What the task requires: Search the material for the string "this", then report how many lines hold it, with no other text.

Records for the exercise:
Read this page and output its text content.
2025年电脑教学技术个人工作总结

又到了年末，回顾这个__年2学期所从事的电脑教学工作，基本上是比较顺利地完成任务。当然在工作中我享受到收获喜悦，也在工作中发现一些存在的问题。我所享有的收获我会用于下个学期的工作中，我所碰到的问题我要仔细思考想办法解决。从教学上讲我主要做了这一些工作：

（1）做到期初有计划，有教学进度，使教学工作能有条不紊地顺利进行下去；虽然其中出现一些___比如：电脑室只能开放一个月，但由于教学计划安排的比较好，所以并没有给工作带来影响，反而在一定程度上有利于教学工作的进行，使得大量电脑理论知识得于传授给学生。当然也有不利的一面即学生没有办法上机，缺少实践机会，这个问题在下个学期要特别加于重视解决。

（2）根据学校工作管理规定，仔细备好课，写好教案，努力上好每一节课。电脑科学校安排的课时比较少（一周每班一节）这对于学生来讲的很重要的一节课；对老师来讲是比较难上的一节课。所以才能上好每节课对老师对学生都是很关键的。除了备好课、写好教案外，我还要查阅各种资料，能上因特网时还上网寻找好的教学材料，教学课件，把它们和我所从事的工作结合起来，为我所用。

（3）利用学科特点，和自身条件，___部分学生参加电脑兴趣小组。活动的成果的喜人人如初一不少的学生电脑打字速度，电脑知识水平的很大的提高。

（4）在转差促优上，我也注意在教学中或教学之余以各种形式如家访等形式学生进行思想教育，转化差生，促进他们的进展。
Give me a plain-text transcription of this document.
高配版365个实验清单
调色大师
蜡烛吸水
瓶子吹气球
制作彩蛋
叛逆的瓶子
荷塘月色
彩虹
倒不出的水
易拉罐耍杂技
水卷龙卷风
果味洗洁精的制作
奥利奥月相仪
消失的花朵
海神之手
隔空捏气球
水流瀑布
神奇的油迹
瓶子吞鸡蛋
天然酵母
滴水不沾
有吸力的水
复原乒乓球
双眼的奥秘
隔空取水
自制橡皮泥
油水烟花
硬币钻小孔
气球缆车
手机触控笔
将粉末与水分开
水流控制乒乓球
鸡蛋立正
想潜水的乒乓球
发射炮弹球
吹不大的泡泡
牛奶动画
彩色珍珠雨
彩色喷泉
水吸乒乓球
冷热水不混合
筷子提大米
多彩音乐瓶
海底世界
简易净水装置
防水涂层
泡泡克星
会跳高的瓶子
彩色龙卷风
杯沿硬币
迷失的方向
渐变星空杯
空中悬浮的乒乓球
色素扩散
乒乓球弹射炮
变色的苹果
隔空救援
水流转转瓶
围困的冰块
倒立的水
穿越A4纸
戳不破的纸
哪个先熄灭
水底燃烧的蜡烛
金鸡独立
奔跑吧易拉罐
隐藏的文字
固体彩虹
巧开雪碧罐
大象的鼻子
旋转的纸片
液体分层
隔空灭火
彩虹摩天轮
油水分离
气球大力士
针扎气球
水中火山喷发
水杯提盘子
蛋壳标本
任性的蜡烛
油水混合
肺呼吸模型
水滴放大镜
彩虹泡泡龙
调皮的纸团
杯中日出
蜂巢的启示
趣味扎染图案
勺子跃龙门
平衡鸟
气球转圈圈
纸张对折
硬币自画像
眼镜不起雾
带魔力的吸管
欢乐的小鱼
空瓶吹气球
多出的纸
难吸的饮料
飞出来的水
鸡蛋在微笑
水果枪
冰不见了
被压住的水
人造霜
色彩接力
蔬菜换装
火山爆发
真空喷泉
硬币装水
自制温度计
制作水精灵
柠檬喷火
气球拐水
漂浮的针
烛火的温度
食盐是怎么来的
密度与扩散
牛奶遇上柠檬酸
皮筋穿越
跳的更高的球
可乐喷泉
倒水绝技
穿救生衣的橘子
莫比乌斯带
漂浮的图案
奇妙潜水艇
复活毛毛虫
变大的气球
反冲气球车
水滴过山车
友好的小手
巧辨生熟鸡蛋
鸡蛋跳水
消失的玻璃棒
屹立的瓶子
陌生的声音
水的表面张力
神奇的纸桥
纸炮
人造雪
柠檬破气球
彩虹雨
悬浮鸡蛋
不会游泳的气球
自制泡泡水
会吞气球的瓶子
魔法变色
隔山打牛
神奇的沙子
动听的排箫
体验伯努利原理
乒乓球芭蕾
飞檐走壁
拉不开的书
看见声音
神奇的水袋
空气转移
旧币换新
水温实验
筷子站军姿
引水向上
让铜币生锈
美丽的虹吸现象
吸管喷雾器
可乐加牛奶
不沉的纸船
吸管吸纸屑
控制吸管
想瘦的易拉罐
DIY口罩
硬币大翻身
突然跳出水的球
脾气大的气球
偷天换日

Task response: 2